▸ EXERCISE INSTRUCTIONS: Will you output the entries below exactly, skipping every image they contain?

▸ EXCERPTED RECORDS:
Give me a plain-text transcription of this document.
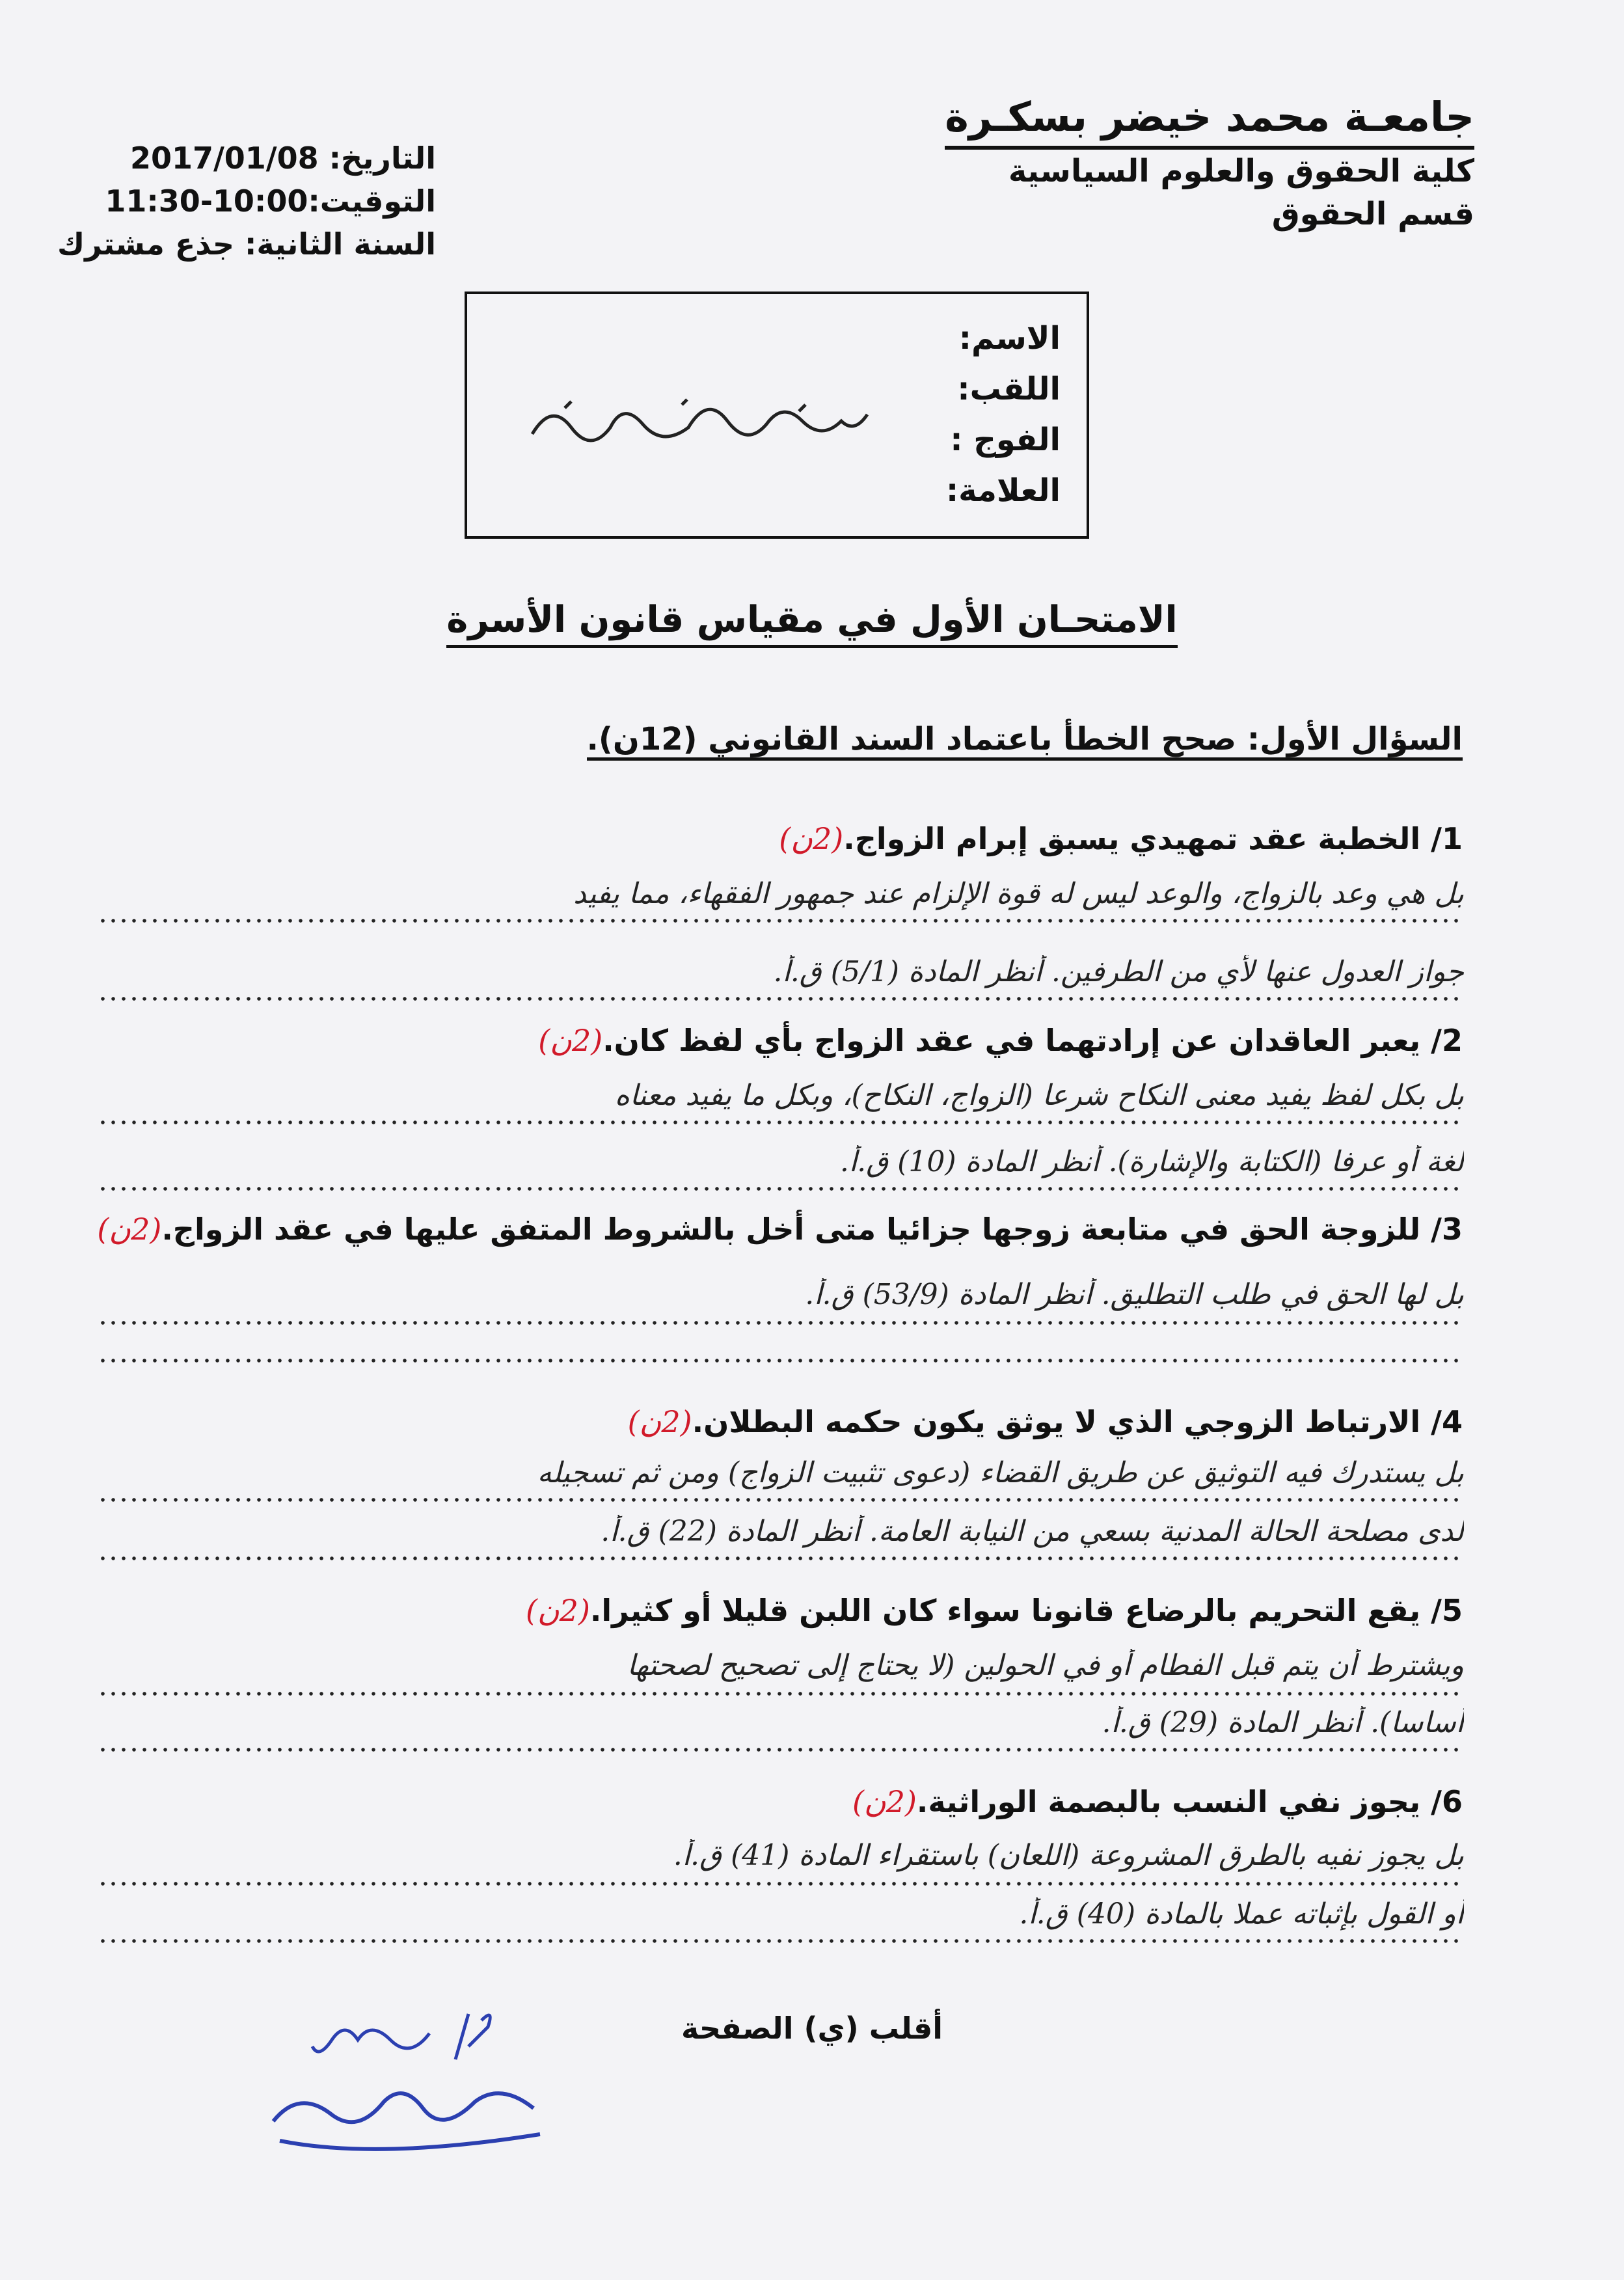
جامعـة محمد خيضر بسكـرة
كلية الحقوق والعلوم السياسية
قسم الحقوق
التاريخ: 2017/01/08
التوقيت:10:00-11:30
السنة الثانية: جذع مشترك
الاسم:
اللقب:
الفوج :
العلامة:
الامتحـان الأول في مقياس قانون الأسرة
السؤال الأول: صحح الخطأ باعتماد السند القانوني (12ن).
1/ الخطبة عقد تمهيدي يسبق إبرام الزواج.(2ن)
بل هي وعد بالزواج، والوعد ليس له قوة الإلزام عند جمهور الفقهاء، مما يفيد
جواز العدول عنها لأي من الطرفين. أنظر المادة (5/1) ق.أ.
2/ يعبر العاقدان عن إرادتهما في عقد الزواج بأي لفظ كان.(2ن)
بل بكل لفظ يفيد معنى النكاح شرعا (الزواج، النكاح)، وبكل ما يفيد معناه
لغة أو عرفا (الكتابة والإشارة). أنظر المادة (10) ق.أ.
3/ للزوجة الحق في متابعة زوجها جزائيا متى أخل بالشروط المتفق عليها في عقد الزواج.(2ن)
بل لها الحق في طلب التطليق. أنظر المادة (53/9) ق.أ.
4/ الارتباط الزوجي الذي لا يوثق يكون حكمه البطلان.(2ن)
بل يستدرك فيه التوثيق عن طريق القضاء (دعوى تثبيت الزواج) ومن ثم تسجيله
لدى مصلحة الحالة المدنية بسعي من النيابة العامة. أنظر المادة (22) ق.أ.
5/ يقع التحريم بالرضاع قانونا سواء كان اللبن قليلا أو كثيرا.(2ن)
ويشترط أن يتم قبل الفطام أو في الحولين (لا يحتاج إلى تصحيح لصحتها
أساسا). أنظر المادة (29) ق.أ.
6/ يجوز نفي النسب بالبصمة الوراثية.(2ن)
بل يجوز نفيه بالطرق المشروعة (اللعان) باستقراء المادة (41) ق.أ.
أو القول بإثباته عملا بالمادة (40) ق.أ.
أقلب (ي) الصفحة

▸ ANSWER TO THE PROBLEM:
Give me a plain-text transcription of this document.
جامعـة محمد خيضر بسكـرة
كلية الحقوق والعلوم السياسية
قسم الحقوق
التاريخ: 2017/01/08
التوقيت:10:00-11:30
السنة الثانية: جذع مشترك
الاسم:
اللقب:
الفوج :
العلامة:
الامتحـان الأول في مقياس قانون الأسرة
السؤال الأول: صحح الخطأ باعتماد السند القانوني (12ن).
1/ الخطبة عقد تمهيدي يسبق إبرام الزواج.(2ن)
بل هي وعد بالزواج، والوعد ليس له قوة الإلزام عند جمهور الفقهاء، مما يفيد
جواز العدول عنها لأي من الطرفين. أنظر المادة (5/1) ق.أ.
2/ يعبر العاقدان عن إرادتهما في عقد الزواج بأي لفظ كان.(2ن)
بل بكل لفظ يفيد معنى النكاح شرعا (الزواج، النكاح)، وبكل ما يفيد معناه
لغة أو عرفا (الكتابة والإشارة). أنظر المادة (10) ق.أ.
3/ للزوجة الحق في متابعة زوجها جزائيا متى أخل بالشروط المتفق عليها في عقد الزواج.(2ن)
بل لها الحق في طلب التطليق. أنظر المادة (53/9) ق.أ.
4/ الارتباط الزوجي الذي لا يوثق يكون حكمه البطلان.(2ن)
بل يستدرك فيه التوثيق عن طريق القضاء (دعوى تثبيت الزواج) ومن ثم تسجيله
لدى مصلحة الحالة المدنية بسعي من النيابة العامة. أنظر المادة (22) ق.أ.
5/ يقع التحريم بالرضاع قانونا سواء كان اللبن قليلا أو كثيرا.(2ن)
ويشترط أن يتم قبل الفطام أو في الحولين (لا يحتاج إلى تصحيح لصحتها
أساسا). أنظر المادة (29) ق.أ.
6/ يجوز نفي النسب بالبصمة الوراثية.(2ن)
بل يجوز نفيه بالطرق المشروعة (اللعان) باستقراء المادة (41) ق.أ.
أو القول بإثباته عملا بالمادة (40) ق.أ.
أقلب (ي) الصفحة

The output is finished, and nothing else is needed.